— start of Data shown —
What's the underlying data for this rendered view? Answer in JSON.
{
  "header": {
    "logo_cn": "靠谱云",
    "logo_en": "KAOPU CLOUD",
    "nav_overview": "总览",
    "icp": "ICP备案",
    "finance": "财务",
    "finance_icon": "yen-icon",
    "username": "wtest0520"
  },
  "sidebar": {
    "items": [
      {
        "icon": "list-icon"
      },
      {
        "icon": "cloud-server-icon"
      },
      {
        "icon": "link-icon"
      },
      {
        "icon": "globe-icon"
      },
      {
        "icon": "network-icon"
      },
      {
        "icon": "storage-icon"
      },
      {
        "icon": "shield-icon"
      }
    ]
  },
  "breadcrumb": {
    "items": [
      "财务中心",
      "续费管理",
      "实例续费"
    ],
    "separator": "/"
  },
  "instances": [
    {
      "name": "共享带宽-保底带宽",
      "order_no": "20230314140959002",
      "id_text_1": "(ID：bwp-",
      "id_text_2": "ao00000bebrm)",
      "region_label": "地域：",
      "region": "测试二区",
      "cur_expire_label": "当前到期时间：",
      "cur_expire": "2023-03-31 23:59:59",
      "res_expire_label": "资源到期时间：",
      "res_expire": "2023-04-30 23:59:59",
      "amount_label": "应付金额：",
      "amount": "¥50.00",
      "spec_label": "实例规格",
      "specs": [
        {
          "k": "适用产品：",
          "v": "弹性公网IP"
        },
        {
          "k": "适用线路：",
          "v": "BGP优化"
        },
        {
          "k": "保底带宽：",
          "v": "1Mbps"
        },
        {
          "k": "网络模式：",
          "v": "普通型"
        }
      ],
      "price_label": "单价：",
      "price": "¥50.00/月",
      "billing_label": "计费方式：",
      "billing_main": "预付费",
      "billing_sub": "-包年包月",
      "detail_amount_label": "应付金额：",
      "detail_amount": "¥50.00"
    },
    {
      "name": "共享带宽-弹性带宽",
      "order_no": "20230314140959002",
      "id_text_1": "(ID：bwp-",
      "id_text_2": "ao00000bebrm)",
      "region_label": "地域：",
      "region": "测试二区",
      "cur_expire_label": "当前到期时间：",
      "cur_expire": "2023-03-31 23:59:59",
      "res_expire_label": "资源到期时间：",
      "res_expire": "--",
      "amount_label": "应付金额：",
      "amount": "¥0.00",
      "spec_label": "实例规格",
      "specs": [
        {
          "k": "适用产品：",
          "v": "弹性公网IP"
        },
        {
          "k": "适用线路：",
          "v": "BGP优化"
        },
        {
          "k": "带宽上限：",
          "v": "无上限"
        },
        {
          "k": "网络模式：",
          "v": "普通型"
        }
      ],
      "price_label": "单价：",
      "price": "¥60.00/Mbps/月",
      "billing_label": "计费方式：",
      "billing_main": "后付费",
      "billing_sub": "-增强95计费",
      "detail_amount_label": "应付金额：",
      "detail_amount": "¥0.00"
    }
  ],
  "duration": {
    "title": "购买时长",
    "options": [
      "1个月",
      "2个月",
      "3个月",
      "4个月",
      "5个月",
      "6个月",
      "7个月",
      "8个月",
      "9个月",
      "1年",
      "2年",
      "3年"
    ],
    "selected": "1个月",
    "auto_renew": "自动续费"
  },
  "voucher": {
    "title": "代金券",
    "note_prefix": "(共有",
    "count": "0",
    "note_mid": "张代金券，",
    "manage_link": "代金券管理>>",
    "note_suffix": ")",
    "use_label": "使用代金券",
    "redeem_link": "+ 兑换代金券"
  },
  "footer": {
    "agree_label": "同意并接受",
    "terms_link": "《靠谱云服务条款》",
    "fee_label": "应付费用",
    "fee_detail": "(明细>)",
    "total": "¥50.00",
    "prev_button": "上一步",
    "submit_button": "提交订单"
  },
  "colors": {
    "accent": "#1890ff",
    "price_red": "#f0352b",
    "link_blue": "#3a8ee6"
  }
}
— end of Data shown —
▸ Given problem
Transcribe each record exactly. Leave nothing out.

▸ In response
What's the underlying data for this rendered view? Answer in JSON.
{
  "header": {
    "logo_cn": "靠谱云",
    "logo_en": "KAOPU CLOUD",
    "nav_overview": "总览",
    "icp": "ICP备案",
    "finance": "财务",
    "finance_icon": "yen-icon",
    "username": "wtest0520"
  },
  "sidebar": {
    "items": [
      {
        "icon": "list-icon"
      },
      {
        "icon": "cloud-server-icon"
      },
      {
        "icon": "link-icon"
      },
      {
        "icon": "globe-icon"
      },
      {
        "icon": "network-icon"
      },
      {
        "icon": "storage-icon"
      },
      {
        "icon": "shield-icon"
      }
    ]
  },
  "breadcrumb": {
    "items": [
      "财务中心",
      "续费管理",
      "实例续费"
    ],
    "separator": "/"
  },
  "instances": [
    {
      "name": "共享带宽-保底带宽",
      "order_no": "20230314140959002",
      "id_text_1": "(ID：bwp-",
      "id_text_2": "ao00000bebrm)",
      "region_label": "地域：",
      "region": "测试二区",
      "cur_expire_label": "当前到期时间：",
      "cur_expire": "2023-03-31 23:59:59",
      "res_expire_label": "资源到期时间：",
      "res_expire": "2023-04-30 23:59:59",
      "amount_label": "应付金额：",
      "amount": "¥50.00",
      "spec_label": "实例规格",
      "specs": [
        {
          "k": "适用产品：",
          "v": "弹性公网IP"
        },
        {
          "k": "适用线路：",
          "v": "BGP优化"
        },
        {
          "k": "保底带宽：",
          "v": "1Mbps"
        },
        {
          "k": "网络模式：",
          "v": "普通型"
        }
      ],
      "price_label": "单价：",
      "price": "¥50.00/月",
      "billing_label": "计费方式：",
      "billing_main": "预付费",
      "billing_sub": "-包年包月",
      "detail_amount_label": "应付金额：",
      "detail_amount": "¥50.00"
    },
    {
      "name": "共享带宽-弹性带宽",
      "order_no": "20230314140959002",
      "id_text_1": "(ID：bwp-",
      "id_text_2": "ao00000bebrm)",
      "region_label": "地域：",
      "region": "测试二区",
      "cur_expire_label": "当前到期时间：",
      "cur_expire": "2023-03-31 23:59:59",
      "res_expire_label": "资源到期时间：",
      "res_expire": "--",
      "amount_label": "应付金额：",
      "amount": "¥0.00",
      "spec_label": "实例规格",
      "specs": [
        {
          "k": "适用产品：",
          "v": "弹性公网IP"
        },
        {
          "k": "适用线路：",
          "v": "BGP优化"
        },
        {
          "k": "带宽上限：",
          "v": "无上限"
        },
        {
          "k": "网络模式：",
          "v": "普通型"
        }
      ],
      "price_label": "单价：",
      "price": "¥60.00/Mbps/月",
      "billing_label": "计费方式：",
      "billing_main": "后付费",
      "billing_sub": "-增强95计费",
      "detail_amount_label": "应付金额：",
      "detail_amount": "¥0.00"
    }
  ],
  "duration": {
    "title": "购买时长",
    "options": [
      "1个月",
      "2个月",
      "3个月",
      "4个月",
      "5个月",
      "6个月",
      "7个月",
      "8个月",
      "9个月",
      "1年",
      "2年",
      "3年"
    ],
    "selected": "1个月",
    "auto_renew": "自动续费"
  },
  "voucher": {
    "title": "代金券",
    "note_prefix": "(共有",
    "count": "0",
    "note_mid": "张代金券，",
    "manage_link": "代金券管理>>",
    "note_suffix": ")",
    "use_label": "使用代金券",
    "redeem_link": "+ 兑换代金券"
  },
  "footer": {
    "agree_label": "同意并接受",
    "terms_link": "《靠谱云服务条款》",
    "fee_label": "应付费用",
    "fee_detail": "(明细>)",
    "total": "¥50.00",
    "prev_button": "上一步",
    "submit_button": "提交订单"
  },
  "colors": {
    "accent": "#1890ff",
    "price_red": "#f0352b",
    "link_blue": "#3a8ee6"
  }
}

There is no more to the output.